Which lines in the records below contain the word "bits"? Copy each of them.

(Stored data entries)
>> BEGIN

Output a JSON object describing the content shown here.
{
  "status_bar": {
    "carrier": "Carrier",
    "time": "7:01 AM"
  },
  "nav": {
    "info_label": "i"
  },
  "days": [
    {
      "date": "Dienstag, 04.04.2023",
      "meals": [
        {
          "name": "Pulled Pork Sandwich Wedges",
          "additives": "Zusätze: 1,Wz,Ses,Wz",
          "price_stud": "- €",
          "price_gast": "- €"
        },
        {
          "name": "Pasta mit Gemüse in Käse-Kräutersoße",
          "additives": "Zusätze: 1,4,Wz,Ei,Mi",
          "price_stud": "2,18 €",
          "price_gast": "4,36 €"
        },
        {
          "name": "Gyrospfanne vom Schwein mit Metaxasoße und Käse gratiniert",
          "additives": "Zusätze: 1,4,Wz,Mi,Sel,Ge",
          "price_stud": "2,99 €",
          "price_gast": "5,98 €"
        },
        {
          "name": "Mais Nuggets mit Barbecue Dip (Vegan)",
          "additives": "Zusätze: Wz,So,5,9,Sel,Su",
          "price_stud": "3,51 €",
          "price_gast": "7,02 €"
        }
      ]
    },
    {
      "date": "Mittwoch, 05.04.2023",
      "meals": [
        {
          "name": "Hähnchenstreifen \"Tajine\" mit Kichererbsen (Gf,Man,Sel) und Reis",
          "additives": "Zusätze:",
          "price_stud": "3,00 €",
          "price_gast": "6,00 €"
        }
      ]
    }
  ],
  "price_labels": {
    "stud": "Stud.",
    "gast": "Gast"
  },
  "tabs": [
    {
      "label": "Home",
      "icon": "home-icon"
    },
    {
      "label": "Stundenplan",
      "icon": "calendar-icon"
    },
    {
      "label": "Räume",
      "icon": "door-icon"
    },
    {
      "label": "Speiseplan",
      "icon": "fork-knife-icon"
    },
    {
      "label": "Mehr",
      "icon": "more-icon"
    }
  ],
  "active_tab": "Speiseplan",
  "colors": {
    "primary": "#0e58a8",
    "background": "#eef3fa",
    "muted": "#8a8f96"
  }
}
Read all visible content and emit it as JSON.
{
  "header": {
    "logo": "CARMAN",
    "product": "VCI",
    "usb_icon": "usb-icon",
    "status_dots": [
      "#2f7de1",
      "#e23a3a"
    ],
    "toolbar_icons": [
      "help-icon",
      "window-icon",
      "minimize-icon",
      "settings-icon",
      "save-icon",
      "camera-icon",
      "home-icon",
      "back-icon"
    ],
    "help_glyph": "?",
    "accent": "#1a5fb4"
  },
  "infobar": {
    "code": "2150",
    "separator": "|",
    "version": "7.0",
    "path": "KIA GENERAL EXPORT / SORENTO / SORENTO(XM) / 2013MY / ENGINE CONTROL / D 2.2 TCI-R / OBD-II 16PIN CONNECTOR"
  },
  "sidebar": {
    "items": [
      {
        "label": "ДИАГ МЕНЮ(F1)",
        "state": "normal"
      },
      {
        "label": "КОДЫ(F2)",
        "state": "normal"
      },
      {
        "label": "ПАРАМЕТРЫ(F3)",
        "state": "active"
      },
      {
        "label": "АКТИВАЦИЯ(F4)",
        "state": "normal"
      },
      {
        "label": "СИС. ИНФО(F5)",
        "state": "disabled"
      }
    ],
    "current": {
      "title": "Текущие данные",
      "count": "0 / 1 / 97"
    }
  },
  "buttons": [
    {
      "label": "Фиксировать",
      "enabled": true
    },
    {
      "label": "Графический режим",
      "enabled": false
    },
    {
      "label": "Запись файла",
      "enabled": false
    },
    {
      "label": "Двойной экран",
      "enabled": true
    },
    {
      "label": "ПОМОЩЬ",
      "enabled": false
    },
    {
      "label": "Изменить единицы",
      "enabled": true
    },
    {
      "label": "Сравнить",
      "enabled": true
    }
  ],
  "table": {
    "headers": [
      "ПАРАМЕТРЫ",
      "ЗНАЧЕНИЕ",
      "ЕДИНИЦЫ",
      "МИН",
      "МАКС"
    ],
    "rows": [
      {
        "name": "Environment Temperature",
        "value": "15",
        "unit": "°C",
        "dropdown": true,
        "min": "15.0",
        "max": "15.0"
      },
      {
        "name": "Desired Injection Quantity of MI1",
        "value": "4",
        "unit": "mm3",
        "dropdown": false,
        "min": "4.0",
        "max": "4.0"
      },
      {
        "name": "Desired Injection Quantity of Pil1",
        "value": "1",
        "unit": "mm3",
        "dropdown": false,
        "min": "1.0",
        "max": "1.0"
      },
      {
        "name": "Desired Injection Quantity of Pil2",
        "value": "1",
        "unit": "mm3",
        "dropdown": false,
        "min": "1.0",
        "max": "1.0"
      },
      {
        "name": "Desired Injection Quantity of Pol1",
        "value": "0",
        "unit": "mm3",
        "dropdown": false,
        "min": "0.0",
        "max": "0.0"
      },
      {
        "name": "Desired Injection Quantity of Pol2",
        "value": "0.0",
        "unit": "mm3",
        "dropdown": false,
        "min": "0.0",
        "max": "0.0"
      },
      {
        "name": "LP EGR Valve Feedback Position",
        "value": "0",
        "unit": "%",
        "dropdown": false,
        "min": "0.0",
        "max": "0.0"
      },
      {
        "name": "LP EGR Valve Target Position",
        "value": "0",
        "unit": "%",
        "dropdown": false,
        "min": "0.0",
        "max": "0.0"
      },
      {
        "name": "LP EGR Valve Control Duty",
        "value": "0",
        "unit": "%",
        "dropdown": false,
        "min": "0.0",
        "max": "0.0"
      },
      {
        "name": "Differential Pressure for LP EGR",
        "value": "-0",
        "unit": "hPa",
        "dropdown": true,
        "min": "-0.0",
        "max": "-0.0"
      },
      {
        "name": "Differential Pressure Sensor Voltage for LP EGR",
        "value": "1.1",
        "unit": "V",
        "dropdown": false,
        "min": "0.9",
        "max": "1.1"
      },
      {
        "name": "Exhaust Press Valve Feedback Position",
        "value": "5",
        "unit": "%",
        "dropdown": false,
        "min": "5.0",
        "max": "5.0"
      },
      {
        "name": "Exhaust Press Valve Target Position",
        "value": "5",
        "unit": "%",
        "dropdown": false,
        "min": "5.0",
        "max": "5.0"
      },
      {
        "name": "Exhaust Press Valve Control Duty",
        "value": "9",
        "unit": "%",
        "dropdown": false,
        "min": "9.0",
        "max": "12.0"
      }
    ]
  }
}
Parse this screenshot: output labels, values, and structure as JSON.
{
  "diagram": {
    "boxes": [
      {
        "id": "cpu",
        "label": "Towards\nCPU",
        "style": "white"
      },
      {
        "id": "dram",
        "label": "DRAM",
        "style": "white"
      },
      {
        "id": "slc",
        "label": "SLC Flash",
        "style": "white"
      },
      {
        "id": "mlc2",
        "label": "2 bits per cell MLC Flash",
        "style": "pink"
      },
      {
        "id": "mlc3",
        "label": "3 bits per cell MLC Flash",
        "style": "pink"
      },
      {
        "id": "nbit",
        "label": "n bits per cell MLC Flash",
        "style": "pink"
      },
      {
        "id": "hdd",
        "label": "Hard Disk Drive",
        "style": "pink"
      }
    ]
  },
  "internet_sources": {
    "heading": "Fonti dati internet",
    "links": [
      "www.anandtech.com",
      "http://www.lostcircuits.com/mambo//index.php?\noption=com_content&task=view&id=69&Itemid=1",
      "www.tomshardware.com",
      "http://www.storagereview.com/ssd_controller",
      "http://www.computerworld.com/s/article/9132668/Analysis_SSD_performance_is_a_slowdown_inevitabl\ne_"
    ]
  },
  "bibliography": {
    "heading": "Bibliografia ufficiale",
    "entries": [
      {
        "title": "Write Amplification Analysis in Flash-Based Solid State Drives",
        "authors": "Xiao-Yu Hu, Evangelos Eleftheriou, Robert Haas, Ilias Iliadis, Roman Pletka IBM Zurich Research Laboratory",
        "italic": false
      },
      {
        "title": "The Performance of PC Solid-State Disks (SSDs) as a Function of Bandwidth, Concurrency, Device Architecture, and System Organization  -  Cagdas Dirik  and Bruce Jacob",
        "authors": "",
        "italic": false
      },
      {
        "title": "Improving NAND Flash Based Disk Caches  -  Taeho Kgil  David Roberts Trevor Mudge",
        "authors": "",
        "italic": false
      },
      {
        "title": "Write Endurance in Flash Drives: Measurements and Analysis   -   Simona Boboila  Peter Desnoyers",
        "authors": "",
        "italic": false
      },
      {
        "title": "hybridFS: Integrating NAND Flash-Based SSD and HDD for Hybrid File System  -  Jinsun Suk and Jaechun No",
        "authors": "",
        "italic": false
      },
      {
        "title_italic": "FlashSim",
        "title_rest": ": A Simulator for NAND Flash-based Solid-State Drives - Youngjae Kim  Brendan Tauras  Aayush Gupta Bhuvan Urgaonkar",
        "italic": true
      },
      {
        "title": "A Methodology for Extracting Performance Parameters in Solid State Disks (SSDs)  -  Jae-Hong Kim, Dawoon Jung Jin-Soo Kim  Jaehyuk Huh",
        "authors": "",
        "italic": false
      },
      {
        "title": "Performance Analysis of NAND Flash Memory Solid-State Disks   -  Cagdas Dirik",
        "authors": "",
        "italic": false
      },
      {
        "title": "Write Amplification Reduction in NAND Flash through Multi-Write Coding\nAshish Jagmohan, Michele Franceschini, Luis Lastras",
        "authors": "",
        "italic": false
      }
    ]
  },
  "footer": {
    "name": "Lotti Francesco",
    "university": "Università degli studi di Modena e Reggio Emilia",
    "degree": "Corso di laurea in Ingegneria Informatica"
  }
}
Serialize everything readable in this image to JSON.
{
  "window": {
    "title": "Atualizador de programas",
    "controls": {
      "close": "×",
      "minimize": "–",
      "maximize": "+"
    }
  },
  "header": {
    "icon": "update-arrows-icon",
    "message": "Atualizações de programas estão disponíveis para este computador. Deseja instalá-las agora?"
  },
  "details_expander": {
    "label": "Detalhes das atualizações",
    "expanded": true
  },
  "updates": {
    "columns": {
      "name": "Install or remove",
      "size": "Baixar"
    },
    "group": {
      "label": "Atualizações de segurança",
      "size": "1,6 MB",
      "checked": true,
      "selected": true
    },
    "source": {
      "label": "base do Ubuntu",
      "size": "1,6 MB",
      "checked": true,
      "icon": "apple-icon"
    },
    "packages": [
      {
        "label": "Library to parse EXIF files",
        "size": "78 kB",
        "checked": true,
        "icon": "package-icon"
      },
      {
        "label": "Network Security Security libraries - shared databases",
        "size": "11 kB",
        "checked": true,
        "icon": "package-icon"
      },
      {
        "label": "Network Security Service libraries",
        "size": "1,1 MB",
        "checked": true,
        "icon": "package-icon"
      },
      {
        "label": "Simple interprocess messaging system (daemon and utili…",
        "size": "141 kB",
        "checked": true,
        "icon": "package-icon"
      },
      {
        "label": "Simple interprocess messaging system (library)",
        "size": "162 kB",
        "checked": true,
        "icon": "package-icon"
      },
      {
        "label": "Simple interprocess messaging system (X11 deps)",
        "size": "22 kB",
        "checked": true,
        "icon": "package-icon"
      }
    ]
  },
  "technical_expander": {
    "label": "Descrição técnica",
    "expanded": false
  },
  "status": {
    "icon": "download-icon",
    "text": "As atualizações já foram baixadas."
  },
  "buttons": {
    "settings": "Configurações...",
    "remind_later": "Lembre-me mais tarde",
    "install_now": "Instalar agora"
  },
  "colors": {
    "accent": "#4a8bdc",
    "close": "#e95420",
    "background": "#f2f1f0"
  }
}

>> END

▶ [The solution]:
        "label": "2 bits per cell MLC Flash",
        "label": "3 bits per cell MLC Flash",
        "label": "n bits per cell MLC Flash",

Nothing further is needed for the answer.